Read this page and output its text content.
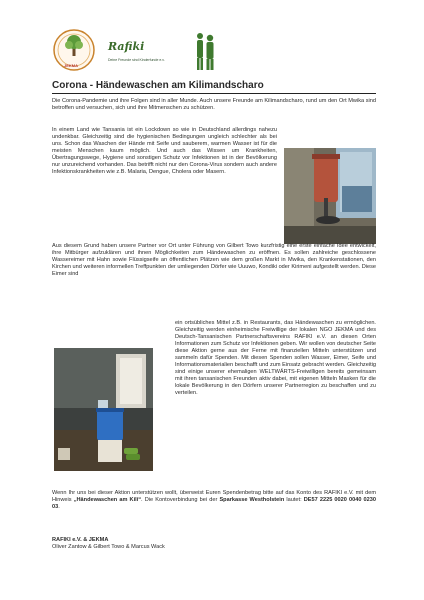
JEKMA
Rafiki
Deine Freunde sind Kinderfunde e.v.
Corona - Händewaschen am Kilimandscharo

Die Corona-Pandemie und ihre Folgen sind in aller Munde. Auch unsere Freunde am Kilimandscharo, rund um den Ort Mwika sind betroffen und versuchen, sich und ihre Mitmenschen zu schützen.

In einem Land wie Tansania ist ein Lockdown so wie in Deutschland allerdings nahezu undenkbar. Gleichzeitig sind die hygienischen Bedingungen ungleich schlechter als bei uns. Schon das Waschen der Hände mit Seife und sauberem, warmen Wasser ist für die meisten Menschen kaum möglich. Und auch das Wissen um Krankheiten, Übertragungswege, Hygiene und sonstigen Schutz vor Infektionen ist in der Bevölkerung nur unzureichend vorhanden. Das betrifft nicht nur den Corona-Virus sondern auch andere Infektionskrankheiten wie z.B. Malaria, Dengue, Cholera oder Masern.

Aus diesem Grund haben unsere Partner vor Ort unter Führung von Gilbert Towo kurzfristig eine erste einfache Idee entwickelt, ihre Mitbürger aufzuklären und ihnen Möglichkeiten zum Händewaschen zu eröffnen. Es sollen zahlreiche geschlossene Wassereimer mit Hahn sowie Flüssigseife an öffentlichen Plätzen wie dem großen Markt in Mwika, den Krankenstationen, den Kirchen und weiteren informellen Treffpunkten der umliegenden Dörfer wie Uuuwo, Kondiki oder Kirimeni aufgestellt werden. Diese Eimer sind

ein ortsübliches Mittel z.B. in Restaurants, das Händewaschen zu ermöglichen. Gleichzeitig werden einheimische Freiwillige der lokalen NGO JEKMA und des Deutsch-Tansanischen Partnerschaftsvereins RAFIKI e.V. an diesen Orten Informationen zum Schutz vor Infektionen geben. Wir wollen von deutscher Seite diese Aktion gerne aus der Ferne mit finanziellen Mitteln unterstützen und sammeln dafür Spenden. Mit diesen Spenden sollen Wasser, Eimer, Seife und Informationsmaterialien beschafft und zum Einsatz gebracht werden. Gleichzeitig sind einige unserer ehemaligen WELTWÄRTS-Freiwilligen bereits gemeinsam mit ihren tansanischen Freunden aktiv dabei, mit eigenen Mitteln Masken für die lokale Bevölkerung in den Dörfern unserer Partnerregion zu beschaffen und zu verteilen.

Wenn Ihr uns bei dieser Aktion unterstützen wollt, überweist Euren Spendenbetrag bitte auf das Konto des RAFIKI e.V. mit dem Hinweis „Händewaschen am Kili“. Die Kontoverbindung bei der Sparkasse Westholstein lautet: DE57 2225 0020 0040 0230 03.

RAFIKI e.V. & JEKMA
Oliver Zantow & Gilbert Towo & Marcus Wack
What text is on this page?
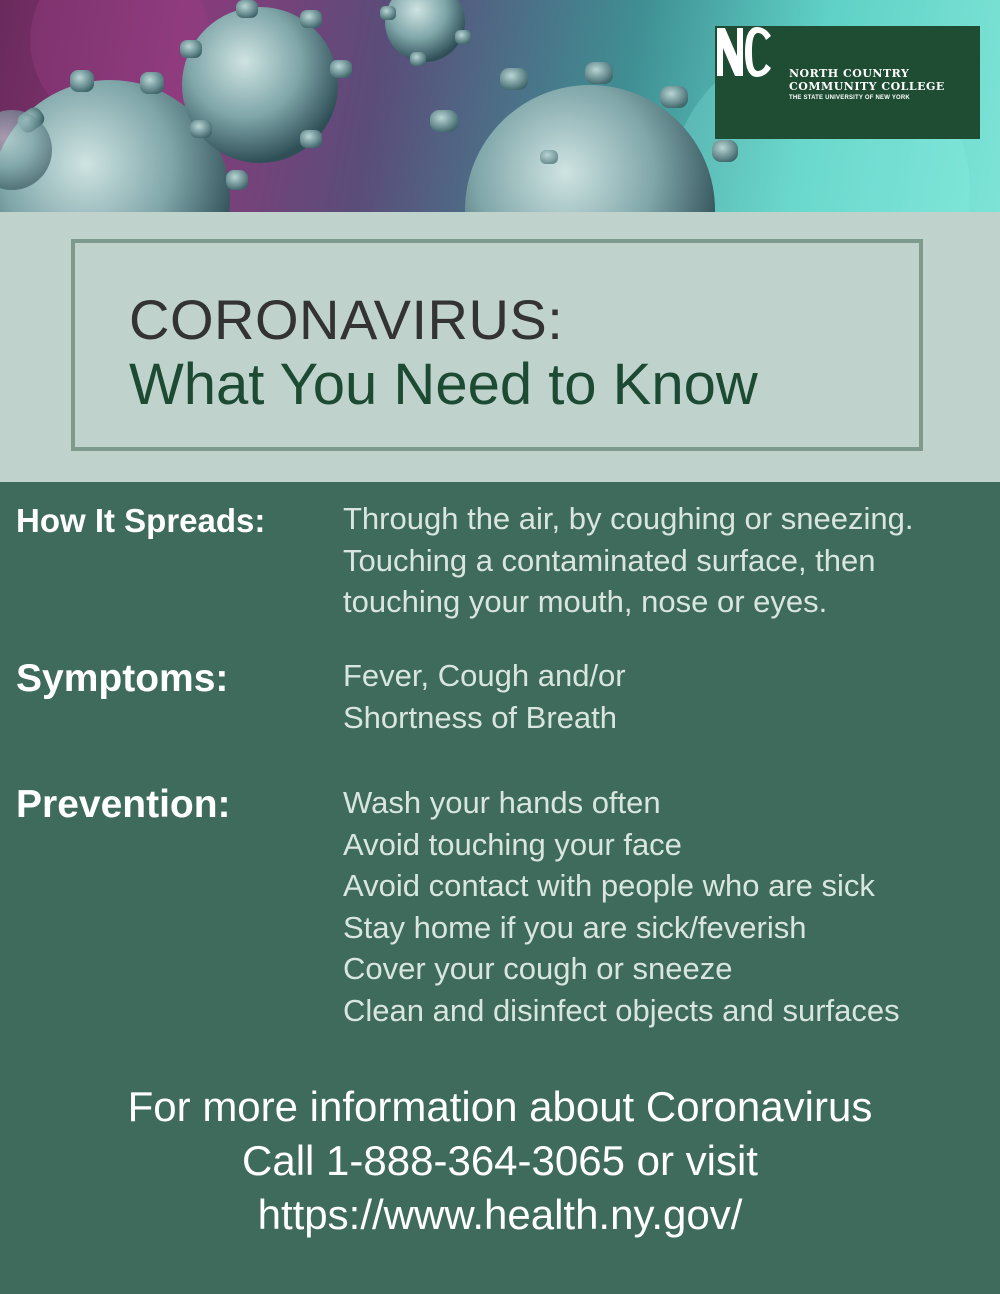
NORTH COUNTRY
COMMUNITY COLLEGE
THE STATE UNIVERSITY OF NEW YORK
CORONAVIRUS:
What You Need to Know
How It Spreads:	Through the air, by coughing or sneezing.
Touching a contaminated surface, then
touching your mouth, nose or eyes.
Symptoms:	Fever, Cough and/or
Shortness of Breath
Prevention:	Wash your hands often
Avoid touching your face
Avoid contact with people who are sick
Stay home if you are sick/feverish
Cover your cough or sneeze
Clean and disinfect objects and surfaces
For more information about Coronavirus
Call 1-888-364-3065 or visit
https://www.health.ny.gov/
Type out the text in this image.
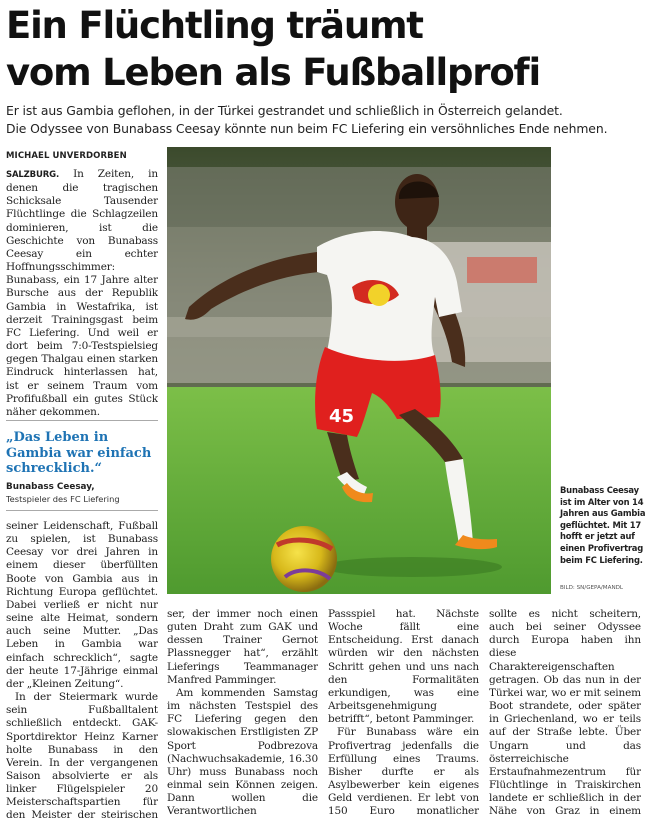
Ein Flüchtling träumt
vom Leben als Fußballprofi
Er ist aus Gambia geflohen, in der Türkei gestrandet und schließlich in Österreich gelandet.
Die Odyssee von Bunabass Ceesay könnte nun beim FC Liefering ein versöhnliches Ende nehmen.
MICHAEL UNVERDORBEN

SALZBURG. In Zeiten, in denen die tragischen Schicksale Tausender Flüchtlinge die Schlagzeilen dominieren, ist die Geschichte von Bunabass Ceesay ein echter Hoffnungsschimmer: Bunabass, ein 17 Jahre alter Bursche aus der Republik Gambia in Westafrika, ist derzeit Trainingsgast beim FC Liefering. Und weil er dort beim 7:0-Testspielsieg gegen Thalgau einen starken Eindruck hinterlassen hat, ist er seinem Traum vom Profifußball ein gutes Stück näher gekommen.

„Das Leben in Gambia war einfach schrecklich.“
Bunabass Ceesay,
Testspieler des FC Liefering

seiner Leidenschaft, Fußball zu spielen, ist Bunabass Ceesay vor drei Jahren in einem dieser überfüllten Boote von Gambia aus in Richtung Europa geflüchtet. Dabei verließ er nicht nur seine alte Heimat, sondern auch seine Mutter. „Das Leben in Gambia war einfach schrecklich“, sagte der heute 17-Jährige einmal der „Kleinen Zeitung“.

In der Steiermark wurde sein Fußballtalent schließlich entdeckt. GAK-Sportdirektor Heinz Karner holte Bunabass in den Verein. In der vergangenen Saison absolvierte er als linker Flügelspieler 20 Meisterschaftspartien für den Meister der steirischen

45
Bunabass Ceesay ist im Alter von 14 Jahren aus Gambia geflüchtet. Mit 17 hofft er jetzt auf einen Profivertrag beim FC Liefering.
BILD: SN/GEPA/MANDL

ser, der immer noch einen guten Draht zum GAK und dessen Trainer Gernot Plassnegger hat“, erzählt Lieferings Teammanager Manfred Pamminger.

Am kommenden Samstag im nächsten Testspiel des FC Liefering gegen den slowakischen Erstligisten ZP Sport Podbrezova (Nachwuchsakademie, 16.30 Uhr) muss Bunabass noch einmal sein Können zeigen. Dann wollen die Verantwortlichen

Passspiel hat. Nächste Woche fällt eine Entscheidung. Erst danach würden wir den nächsten Schritt gehen und uns nach den Formalitäten erkundigen, was eine Arbeitsgenehmigung betrifft“, betont Pamminger.

Für Bunabass wäre ein Profivertrag jedenfalls die Erfüllung eines Traums. Bisher durfte er als Asylbewerber kein eigenes Geld verdienen. Er lebt von 150 Euro monatlicher

sollte es nicht scheitern, auch bei seiner Odyssee durch Europa haben ihn diese Charaktereigenschaften getragen. Ob das nun in der Türkei war, wo er mit seinem Boot strandete, oder später in Griechenland, wo er teils auf der Straße lebte. Über Ungarn und das österreichische Erstaufnahmezentrum für Flüchtlinge in Traiskirchen landete er schließlich in der Nähe von Graz in einem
= = = = = = =
### [Exercise prompt]
In the material above, which lines contain "einmal"? Copy each of them.

### [Exercise response]
seiner Leidenschaft, Fußball zu spielen, ist Bunabass Ceesay vor drei Jahren in einem dieser überfüllten Boote von Gambia aus in Richtung Europa geflüchtet. Dabei verließ er nicht nur seine alte Heimat, sondern auch seine Mutter. „Das Leben in Gambia war einfach schrecklich“, sagte der heute 17-Jährige einmal der „Kleinen Zeitung“.
Am kommenden Samstag im nächsten Testspiel des FC Liefering gegen den slowakischen Erstligisten ZP Sport Podbrezova (Nachwuchsakademie, 16.30 Uhr) muss Bunabass noch einmal sein Können zeigen. Dann wollen die Verantwortlichen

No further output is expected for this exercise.